◆ WRITTEN REQUEST
Retype all of the listing exactly, passing over any picture you find.

◆ Extracted records
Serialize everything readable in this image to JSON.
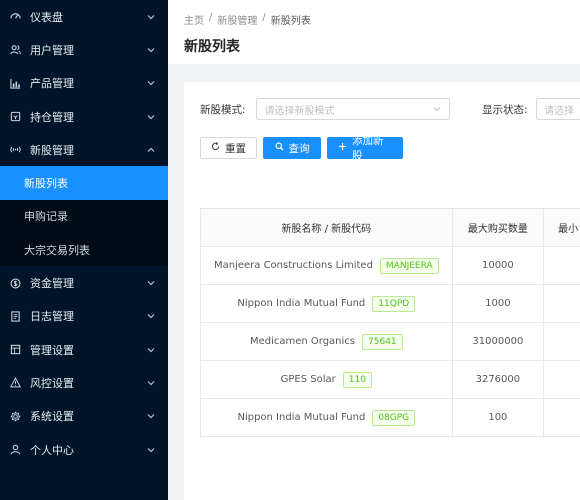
{
  "sidebar": {
    "items": [
      {
        "label": "仪表盘",
        "icon": "dashboard-icon",
        "arrow": "down"
      },
      {
        "label": "用户管理",
        "icon": "users-icon",
        "arrow": "down"
      },
      {
        "label": "产品管理",
        "icon": "chart-icon",
        "arrow": "down"
      },
      {
        "label": "持仓管理",
        "icon": "wallet-icon",
        "arrow": "down"
      },
      {
        "label": "新股管理",
        "icon": "signal-icon",
        "arrow": "up",
        "expanded": true
      }
    ],
    "sub_items": [
      {
        "label": "新股列表",
        "active": true
      },
      {
        "label": "申购记录",
        "active": false
      },
      {
        "label": "大宗交易列表",
        "active": false
      }
    ],
    "items_after": [
      {
        "label": "资金管理",
        "icon": "dollar-icon",
        "arrow": "down"
      },
      {
        "label": "日志管理",
        "icon": "log-icon",
        "arrow": "down"
      },
      {
        "label": "管理设置",
        "icon": "table-icon",
        "arrow": "down"
      },
      {
        "label": "风控设置",
        "icon": "warning-icon",
        "arrow": "down"
      },
      {
        "label": "系统设置",
        "icon": "gear-icon",
        "arrow": "down"
      },
      {
        "label": "个人中心",
        "icon": "user-icon",
        "arrow": "down"
      }
    ]
  },
  "header": {
    "breadcrumb": [
      "主页",
      "新股管理",
      "新股列表"
    ],
    "separator": "/",
    "title": "新股列表"
  },
  "filters": {
    "mode_label": "新股模式:",
    "mode_placeholder": "请选择新股模式",
    "status_label": "显示状态:",
    "status_placeholder": "请选择"
  },
  "buttons": {
    "reset": "重置",
    "search": "查询",
    "add": "添加新股"
  },
  "table": {
    "columns": [
      "新股名称 / 新股代码",
      "最大购买数量",
      "最小"
    ],
    "rows": [
      {
        "name": "Manjeera Constructions Limited",
        "code": "MANJEERA",
        "max_qty": "10000"
      },
      {
        "name": "Nippon India Mutual Fund",
        "code": "11QPD",
        "max_qty": "1000"
      },
      {
        "name": "Medicamen Organics",
        "code": "75641",
        "max_qty": "31000000"
      },
      {
        "name": "GPES Solar",
        "code": "110",
        "max_qty": "3276000"
      },
      {
        "name": "Nippon India Mutual Fund",
        "code": "08GPG",
        "max_qty": "100"
      }
    ]
  }
}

◆ RESULT OF THIS TASK
Serialize everything readable in this image to JSON.
{
  "sidebar": {
    "items": [
      {
        "label": "仪表盘",
        "icon": "dashboard-icon",
        "arrow": "down"
      },
      {
        "label": "用户管理",
        "icon": "users-icon",
        "arrow": "down"
      },
      {
        "label": "产品管理",
        "icon": "chart-icon",
        "arrow": "down"
      },
      {
        "label": "持仓管理",
        "icon": "wallet-icon",
        "arrow": "down"
      },
      {
        "label": "新股管理",
        "icon": "signal-icon",
        "arrow": "up",
        "expanded": true
      }
    ],
    "sub_items": [
      {
        "label": "新股列表",
        "active": true
      },
      {
        "label": "申购记录",
        "active": false
      },
      {
        "label": "大宗交易列表",
        "active": false
      }
    ],
    "items_after": [
      {
        "label": "资金管理",
        "icon": "dollar-icon",
        "arrow": "down"
      },
      {
        "label": "日志管理",
        "icon": "log-icon",
        "arrow": "down"
      },
      {
        "label": "管理设置",
        "icon": "table-icon",
        "arrow": "down"
      },
      {
        "label": "风控设置",
        "icon": "warning-icon",
        "arrow": "down"
      },
      {
        "label": "系统设置",
        "icon": "gear-icon",
        "arrow": "down"
      },
      {
        "label": "个人中心",
        "icon": "user-icon",
        "arrow": "down"
      }
    ]
  },
  "header": {
    "breadcrumb": [
      "主页",
      "新股管理",
      "新股列表"
    ],
    "separator": "/",
    "title": "新股列表"
  },
  "filters": {
    "mode_label": "新股模式:",
    "mode_placeholder": "请选择新股模式",
    "status_label": "显示状态:",
    "status_placeholder": "请选择"
  },
  "buttons": {
    "reset": "重置",
    "search": "查询",
    "add": "添加新股"
  },
  "table": {
    "columns": [
      "新股名称 / 新股代码",
      "最大购买数量",
      "最小"
    ],
    "rows": [
      {
        "name": "Manjeera Constructions Limited",
        "code": "MANJEERA",
        "max_qty": "10000"
      },
      {
        "name": "Nippon India Mutual Fund",
        "code": "11QPD",
        "max_qty": "1000"
      },
      {
        "name": "Medicamen Organics",
        "code": "75641",
        "max_qty": "31000000"
      },
      {
        "name": "GPES Solar",
        "code": "110",
        "max_qty": "3276000"
      },
      {
        "name": "Nippon India Mutual Fund",
        "code": "08GPG",
        "max_qty": "100"
      }
    ]
  }
}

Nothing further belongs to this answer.